-- START OF Excerpted records --

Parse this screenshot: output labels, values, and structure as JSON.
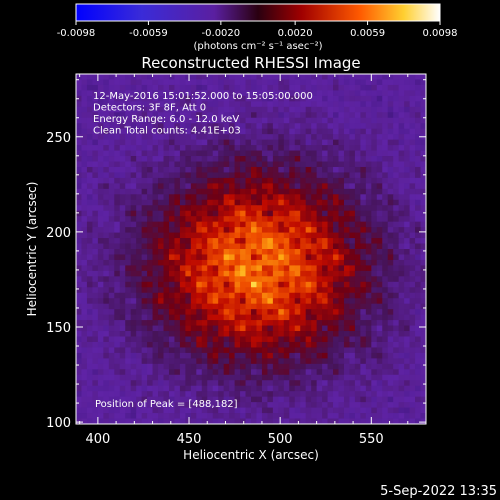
{
  "colorbar": {
    "ticks": [
      "-0.0098",
      "-0.0059",
      "-0.0020",
      "0.0020",
      "0.0059",
      "0.0098"
    ],
    "unit_label": "(photons cm⁻² s⁻¹ asec⁻²)",
    "range": [
      -0.0098,
      0.0098
    ]
  },
  "chart_data": {
    "type": "heatmap",
    "title": "Reconstructed RHESSI Image",
    "xlabel": "Heliocentric X (arcsec)",
    "ylabel": "Heliocentric Y (arcsec)",
    "xlim": [
      388,
      580
    ],
    "ylim": [
      99,
      283
    ],
    "x_ticks": [
      400,
      450,
      500,
      550
    ],
    "y_ticks": [
      100,
      150,
      200,
      250
    ],
    "peak": [
      488,
      182
    ],
    "annotations": [
      "12-May-2016 15:01:52.000 to 15:05:00.000",
      "Detectors: 3F 8F, Att 0",
      "Energy Range: 6.0 - 12.0 keV",
      "Clean     Total counts: 4.41E+03"
    ],
    "peak_label": "Position of Peak = [488,182]"
  },
  "footer_date": "5-Sep-2022 13:35"
}
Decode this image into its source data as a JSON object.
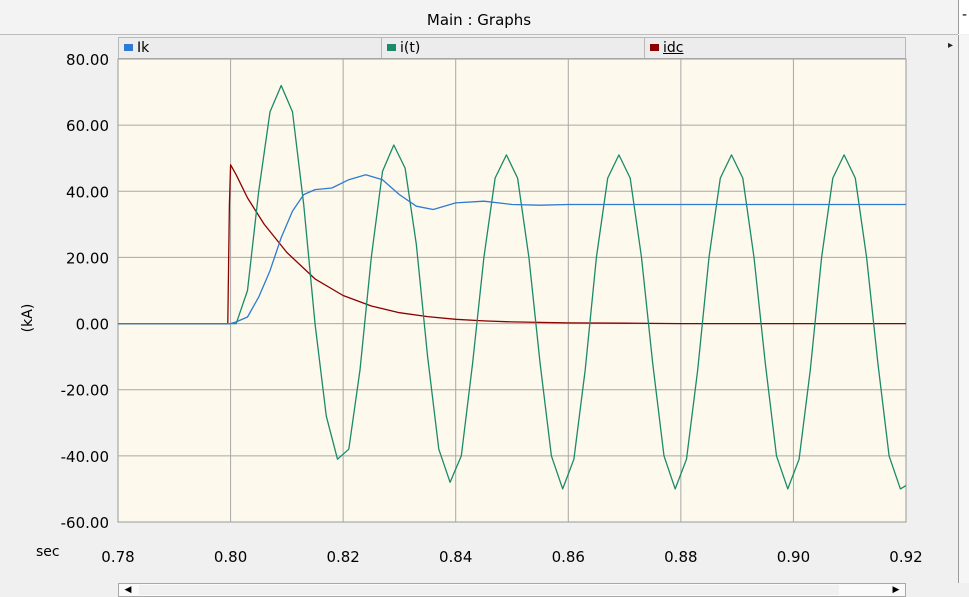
{
  "window": {
    "title": "Main : Graphs"
  },
  "legend": [
    {
      "name": "Ik",
      "color": "#2e7bd1"
    },
    {
      "name": "i(t)",
      "color": "#1a8a6a"
    },
    {
      "name": "idc",
      "color": "#8b0000"
    }
  ],
  "colors": {
    "plot_bg": "#fdf9ec",
    "grid": "#a8a8a8"
  },
  "chart_data": {
    "type": "line",
    "ylabel": "(kA)",
    "xlabel": "sec",
    "xlim": [
      0.78,
      0.92
    ],
    "ylim": [
      -60,
      80
    ],
    "x_ticks": [
      "0.78",
      "0.80",
      "0.82",
      "0.84",
      "0.86",
      "0.88",
      "0.90",
      "0.92"
    ],
    "y_ticks": [
      "80.00",
      "60.00",
      "40.00",
      "20.00",
      "0.00",
      "-20.00",
      "-40.00",
      "-60.00"
    ],
    "grid": true,
    "legend_position": "top",
    "series": [
      {
        "name": "Ik",
        "color": "#2e7bd1",
        "x": [
          0.78,
          0.8,
          0.801,
          0.803,
          0.805,
          0.807,
          0.809,
          0.811,
          0.813,
          0.815,
          0.818,
          0.821,
          0.824,
          0.827,
          0.83,
          0.833,
          0.836,
          0.84,
          0.845,
          0.85,
          0.855,
          0.86,
          0.87,
          0.88,
          0.89,
          0.9,
          0.91,
          0.92
        ],
        "y": [
          0,
          0,
          0.5,
          2,
          8,
          16,
          26,
          34,
          39,
          40.5,
          41,
          43.5,
          45,
          43.5,
          39,
          35.5,
          34.5,
          36.5,
          37,
          36,
          35.8,
          36,
          36,
          36,
          36,
          36,
          36,
          36
        ]
      },
      {
        "name": "i(t)",
        "color": "#1a8a6a",
        "x": [
          0.78,
          0.8,
          0.801,
          0.803,
          0.805,
          0.807,
          0.809,
          0.811,
          0.813,
          0.815,
          0.817,
          0.819,
          0.821,
          0.823,
          0.825,
          0.827,
          0.829,
          0.831,
          0.833,
          0.835,
          0.837,
          0.839,
          0.841,
          0.843,
          0.845,
          0.847,
          0.849,
          0.851,
          0.853,
          0.855,
          0.857,
          0.859,
          0.861,
          0.863,
          0.865,
          0.867,
          0.869,
          0.871,
          0.873,
          0.875,
          0.877,
          0.879,
          0.881,
          0.883,
          0.885,
          0.887,
          0.889,
          0.891,
          0.893,
          0.895,
          0.897,
          0.899,
          0.901,
          0.903,
          0.905,
          0.907,
          0.909,
          0.911,
          0.913,
          0.915,
          0.917,
          0.919,
          0.92
        ],
        "y": [
          0,
          0,
          0,
          10,
          40,
          64,
          72,
          64,
          36,
          0,
          -28,
          -41,
          -38,
          -14,
          20,
          46,
          54,
          47,
          24,
          -10,
          -38,
          -48,
          -40,
          -12,
          20,
          44,
          51,
          44,
          20,
          -12,
          -40,
          -50,
          -41,
          -14,
          20,
          44,
          51,
          44,
          20,
          -12,
          -40,
          -50,
          -41,
          -14,
          20,
          44,
          51,
          44,
          20,
          -12,
          -40,
          -50,
          -41,
          -14,
          20,
          44,
          51,
          44,
          20,
          -12,
          -40,
          -50,
          -49
        ]
      },
      {
        "name": "idc",
        "color": "#8b0000",
        "x": [
          0.78,
          0.7995,
          0.7998,
          0.8,
          0.801,
          0.803,
          0.806,
          0.81,
          0.815,
          0.82,
          0.825,
          0.83,
          0.835,
          0.84,
          0.845,
          0.85,
          0.86,
          0.87,
          0.88,
          0.89,
          0.9,
          0.91,
          0.92
        ],
        "y": [
          0,
          0,
          36,
          48,
          45,
          38,
          30,
          21.5,
          13.5,
          8.5,
          5.3,
          3.3,
          2.1,
          1.3,
          0.8,
          0.5,
          0.2,
          0.1,
          0,
          0,
          0,
          0,
          0
        ]
      }
    ]
  }
}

-- END OF Excerpted records --

▸ Task goal: Copy every line from the records above that contains the word "this".

▸ Full answer:
Parse this screenshot: output labels, values, and structure as JSON.
Decode this image into its source data as a JSON object.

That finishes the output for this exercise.